Work out how many lines of the listing hold the string "right", then answer with that number and nothing else.

Source records
►

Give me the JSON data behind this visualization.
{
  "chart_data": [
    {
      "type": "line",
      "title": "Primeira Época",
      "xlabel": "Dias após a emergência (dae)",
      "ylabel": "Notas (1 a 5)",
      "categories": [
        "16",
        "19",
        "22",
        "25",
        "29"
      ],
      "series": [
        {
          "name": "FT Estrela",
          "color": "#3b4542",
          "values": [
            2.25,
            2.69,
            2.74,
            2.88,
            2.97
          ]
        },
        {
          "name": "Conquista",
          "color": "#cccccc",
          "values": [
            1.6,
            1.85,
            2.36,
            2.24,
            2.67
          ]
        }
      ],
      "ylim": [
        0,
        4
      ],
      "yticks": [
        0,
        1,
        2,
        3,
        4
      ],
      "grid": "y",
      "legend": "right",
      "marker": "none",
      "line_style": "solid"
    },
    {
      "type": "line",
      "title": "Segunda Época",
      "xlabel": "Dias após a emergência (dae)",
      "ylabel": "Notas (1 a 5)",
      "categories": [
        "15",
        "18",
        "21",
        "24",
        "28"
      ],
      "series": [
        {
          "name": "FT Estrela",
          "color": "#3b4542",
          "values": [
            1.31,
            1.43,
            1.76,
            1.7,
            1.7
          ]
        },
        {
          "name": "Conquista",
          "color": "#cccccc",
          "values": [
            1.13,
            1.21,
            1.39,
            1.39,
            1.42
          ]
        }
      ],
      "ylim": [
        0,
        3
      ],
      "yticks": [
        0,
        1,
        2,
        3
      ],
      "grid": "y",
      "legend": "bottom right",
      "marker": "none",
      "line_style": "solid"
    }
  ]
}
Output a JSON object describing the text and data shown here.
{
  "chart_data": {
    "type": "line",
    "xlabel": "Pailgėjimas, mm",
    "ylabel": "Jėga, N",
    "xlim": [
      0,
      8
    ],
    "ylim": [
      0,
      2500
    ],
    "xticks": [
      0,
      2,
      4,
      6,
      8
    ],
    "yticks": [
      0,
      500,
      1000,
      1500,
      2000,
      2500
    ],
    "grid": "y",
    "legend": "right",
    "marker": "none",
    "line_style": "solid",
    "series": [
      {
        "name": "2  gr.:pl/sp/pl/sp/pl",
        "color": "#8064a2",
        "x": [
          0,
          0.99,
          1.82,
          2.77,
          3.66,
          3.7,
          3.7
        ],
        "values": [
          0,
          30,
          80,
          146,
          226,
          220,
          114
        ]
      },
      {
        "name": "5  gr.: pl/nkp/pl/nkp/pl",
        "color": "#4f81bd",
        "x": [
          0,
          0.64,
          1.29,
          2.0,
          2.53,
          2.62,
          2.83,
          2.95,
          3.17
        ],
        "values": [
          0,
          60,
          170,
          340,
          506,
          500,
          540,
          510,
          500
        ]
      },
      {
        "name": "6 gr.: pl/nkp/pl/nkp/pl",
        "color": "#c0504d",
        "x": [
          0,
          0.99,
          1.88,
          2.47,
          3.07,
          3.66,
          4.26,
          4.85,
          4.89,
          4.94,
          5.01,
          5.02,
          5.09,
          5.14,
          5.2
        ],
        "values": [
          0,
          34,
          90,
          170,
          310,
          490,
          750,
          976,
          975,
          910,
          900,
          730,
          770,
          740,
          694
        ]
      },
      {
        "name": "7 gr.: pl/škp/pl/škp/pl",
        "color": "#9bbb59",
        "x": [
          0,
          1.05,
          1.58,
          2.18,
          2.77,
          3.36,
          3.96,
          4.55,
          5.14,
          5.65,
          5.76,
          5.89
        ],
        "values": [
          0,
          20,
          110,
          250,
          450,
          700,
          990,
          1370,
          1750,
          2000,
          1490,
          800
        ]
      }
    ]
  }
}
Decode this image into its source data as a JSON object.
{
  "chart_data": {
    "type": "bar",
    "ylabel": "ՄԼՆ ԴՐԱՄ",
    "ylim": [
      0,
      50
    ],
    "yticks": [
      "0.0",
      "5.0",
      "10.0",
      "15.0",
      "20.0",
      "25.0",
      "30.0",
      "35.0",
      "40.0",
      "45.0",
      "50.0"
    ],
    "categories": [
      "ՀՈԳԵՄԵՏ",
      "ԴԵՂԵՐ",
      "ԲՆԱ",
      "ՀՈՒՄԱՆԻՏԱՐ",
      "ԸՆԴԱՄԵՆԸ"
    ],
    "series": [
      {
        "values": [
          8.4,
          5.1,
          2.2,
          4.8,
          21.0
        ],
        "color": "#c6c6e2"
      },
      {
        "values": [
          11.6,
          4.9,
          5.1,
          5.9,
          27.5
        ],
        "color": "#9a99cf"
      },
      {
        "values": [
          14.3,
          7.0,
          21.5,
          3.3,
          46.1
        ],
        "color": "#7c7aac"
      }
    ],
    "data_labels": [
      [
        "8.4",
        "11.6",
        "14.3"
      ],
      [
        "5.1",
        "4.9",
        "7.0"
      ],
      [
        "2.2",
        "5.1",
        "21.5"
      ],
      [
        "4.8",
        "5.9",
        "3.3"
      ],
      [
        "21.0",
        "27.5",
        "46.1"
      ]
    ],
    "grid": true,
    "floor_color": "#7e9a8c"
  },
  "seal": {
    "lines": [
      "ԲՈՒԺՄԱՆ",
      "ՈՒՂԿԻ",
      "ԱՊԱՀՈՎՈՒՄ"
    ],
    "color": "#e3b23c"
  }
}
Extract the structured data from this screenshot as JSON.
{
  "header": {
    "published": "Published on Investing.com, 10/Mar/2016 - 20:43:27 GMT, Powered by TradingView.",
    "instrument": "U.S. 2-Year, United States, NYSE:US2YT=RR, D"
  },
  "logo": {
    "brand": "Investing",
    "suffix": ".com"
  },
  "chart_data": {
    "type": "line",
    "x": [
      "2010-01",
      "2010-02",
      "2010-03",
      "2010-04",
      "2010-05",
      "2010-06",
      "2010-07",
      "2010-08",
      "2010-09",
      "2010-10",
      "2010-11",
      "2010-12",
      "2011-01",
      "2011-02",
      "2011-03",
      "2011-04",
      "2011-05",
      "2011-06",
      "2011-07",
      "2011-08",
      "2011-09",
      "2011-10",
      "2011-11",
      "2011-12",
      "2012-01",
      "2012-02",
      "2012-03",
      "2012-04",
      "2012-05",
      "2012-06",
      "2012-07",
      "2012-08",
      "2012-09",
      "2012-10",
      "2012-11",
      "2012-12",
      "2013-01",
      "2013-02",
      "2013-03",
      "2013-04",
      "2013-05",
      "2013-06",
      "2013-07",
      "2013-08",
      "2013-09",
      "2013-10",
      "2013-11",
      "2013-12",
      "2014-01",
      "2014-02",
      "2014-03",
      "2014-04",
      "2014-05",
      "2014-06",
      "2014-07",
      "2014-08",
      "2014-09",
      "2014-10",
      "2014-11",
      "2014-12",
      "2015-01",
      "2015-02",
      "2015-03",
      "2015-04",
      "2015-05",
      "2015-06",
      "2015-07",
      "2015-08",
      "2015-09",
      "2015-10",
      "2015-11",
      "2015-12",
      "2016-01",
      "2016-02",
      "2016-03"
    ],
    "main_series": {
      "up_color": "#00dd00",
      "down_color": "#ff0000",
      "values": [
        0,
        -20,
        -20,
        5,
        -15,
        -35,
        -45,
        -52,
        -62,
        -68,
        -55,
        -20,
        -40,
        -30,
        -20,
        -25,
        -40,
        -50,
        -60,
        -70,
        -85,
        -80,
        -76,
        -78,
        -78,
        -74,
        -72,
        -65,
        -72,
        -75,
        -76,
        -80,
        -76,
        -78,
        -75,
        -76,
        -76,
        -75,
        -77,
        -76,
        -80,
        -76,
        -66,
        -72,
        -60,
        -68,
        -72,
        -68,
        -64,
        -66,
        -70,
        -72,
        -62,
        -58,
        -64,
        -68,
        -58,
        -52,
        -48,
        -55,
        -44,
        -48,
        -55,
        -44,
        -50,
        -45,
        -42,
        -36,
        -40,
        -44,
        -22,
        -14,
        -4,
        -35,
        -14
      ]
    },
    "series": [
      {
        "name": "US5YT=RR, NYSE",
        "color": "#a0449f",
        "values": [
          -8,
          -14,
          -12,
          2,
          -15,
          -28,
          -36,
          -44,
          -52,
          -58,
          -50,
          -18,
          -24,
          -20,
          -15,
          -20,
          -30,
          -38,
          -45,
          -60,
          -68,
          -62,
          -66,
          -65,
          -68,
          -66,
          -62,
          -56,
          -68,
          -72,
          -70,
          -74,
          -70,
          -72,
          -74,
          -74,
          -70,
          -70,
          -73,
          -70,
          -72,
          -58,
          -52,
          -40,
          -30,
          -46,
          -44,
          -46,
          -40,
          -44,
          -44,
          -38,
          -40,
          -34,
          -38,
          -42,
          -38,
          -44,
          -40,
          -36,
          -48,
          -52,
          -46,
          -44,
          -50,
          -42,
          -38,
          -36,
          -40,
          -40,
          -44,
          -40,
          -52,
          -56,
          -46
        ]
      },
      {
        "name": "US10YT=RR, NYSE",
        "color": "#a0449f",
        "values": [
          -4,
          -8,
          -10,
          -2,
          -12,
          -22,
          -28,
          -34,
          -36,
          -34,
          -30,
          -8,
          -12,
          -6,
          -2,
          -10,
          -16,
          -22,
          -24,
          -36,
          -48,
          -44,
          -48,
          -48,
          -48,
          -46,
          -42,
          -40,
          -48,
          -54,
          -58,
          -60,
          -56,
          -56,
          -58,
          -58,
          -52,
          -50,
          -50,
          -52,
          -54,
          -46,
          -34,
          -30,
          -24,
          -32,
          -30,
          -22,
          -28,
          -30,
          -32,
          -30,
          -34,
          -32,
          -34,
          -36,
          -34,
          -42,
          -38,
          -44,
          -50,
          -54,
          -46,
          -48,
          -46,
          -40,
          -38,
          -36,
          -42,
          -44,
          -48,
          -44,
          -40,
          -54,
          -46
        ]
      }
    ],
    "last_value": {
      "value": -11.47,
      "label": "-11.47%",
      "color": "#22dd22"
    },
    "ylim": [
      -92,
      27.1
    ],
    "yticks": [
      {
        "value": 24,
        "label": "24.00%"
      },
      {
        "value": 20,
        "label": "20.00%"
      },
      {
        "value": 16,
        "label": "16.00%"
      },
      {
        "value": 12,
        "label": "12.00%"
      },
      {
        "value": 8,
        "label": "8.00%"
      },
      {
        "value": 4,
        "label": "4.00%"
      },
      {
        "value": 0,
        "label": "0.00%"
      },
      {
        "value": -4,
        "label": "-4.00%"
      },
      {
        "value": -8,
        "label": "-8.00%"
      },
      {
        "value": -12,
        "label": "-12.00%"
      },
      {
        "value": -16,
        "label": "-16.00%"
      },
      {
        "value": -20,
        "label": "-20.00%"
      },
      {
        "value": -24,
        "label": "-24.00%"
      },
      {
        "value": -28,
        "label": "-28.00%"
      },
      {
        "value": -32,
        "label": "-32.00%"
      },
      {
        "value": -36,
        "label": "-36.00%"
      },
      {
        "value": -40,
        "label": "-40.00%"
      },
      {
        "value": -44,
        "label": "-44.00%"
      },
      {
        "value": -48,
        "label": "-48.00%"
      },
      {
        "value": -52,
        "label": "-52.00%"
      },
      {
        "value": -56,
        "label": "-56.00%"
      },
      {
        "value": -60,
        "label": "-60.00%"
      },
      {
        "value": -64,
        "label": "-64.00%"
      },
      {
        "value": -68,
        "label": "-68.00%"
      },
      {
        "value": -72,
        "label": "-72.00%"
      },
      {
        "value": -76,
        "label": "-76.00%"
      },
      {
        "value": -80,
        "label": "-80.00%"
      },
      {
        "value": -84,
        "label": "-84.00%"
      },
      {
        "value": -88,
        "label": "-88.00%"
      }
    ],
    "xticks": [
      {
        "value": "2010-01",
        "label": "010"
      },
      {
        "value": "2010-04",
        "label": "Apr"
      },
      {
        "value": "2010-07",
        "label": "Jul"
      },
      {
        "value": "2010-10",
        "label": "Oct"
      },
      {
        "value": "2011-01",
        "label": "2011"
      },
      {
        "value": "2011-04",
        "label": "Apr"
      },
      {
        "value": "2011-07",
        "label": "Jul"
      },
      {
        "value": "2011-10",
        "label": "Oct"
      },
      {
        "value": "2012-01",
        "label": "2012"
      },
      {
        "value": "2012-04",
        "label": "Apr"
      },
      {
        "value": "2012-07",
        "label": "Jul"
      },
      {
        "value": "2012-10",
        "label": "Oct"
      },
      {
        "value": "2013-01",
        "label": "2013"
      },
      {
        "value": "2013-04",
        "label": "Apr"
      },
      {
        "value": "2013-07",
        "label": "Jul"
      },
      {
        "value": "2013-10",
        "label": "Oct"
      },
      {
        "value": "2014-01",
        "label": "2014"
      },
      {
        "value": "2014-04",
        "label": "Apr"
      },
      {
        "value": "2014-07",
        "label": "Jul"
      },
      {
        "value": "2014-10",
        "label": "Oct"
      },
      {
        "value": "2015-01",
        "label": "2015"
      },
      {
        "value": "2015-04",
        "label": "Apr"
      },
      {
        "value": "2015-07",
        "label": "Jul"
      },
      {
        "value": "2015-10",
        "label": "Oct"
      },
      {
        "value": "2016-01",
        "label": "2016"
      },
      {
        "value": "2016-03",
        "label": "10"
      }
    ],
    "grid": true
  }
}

◄

*Result of the task*.
3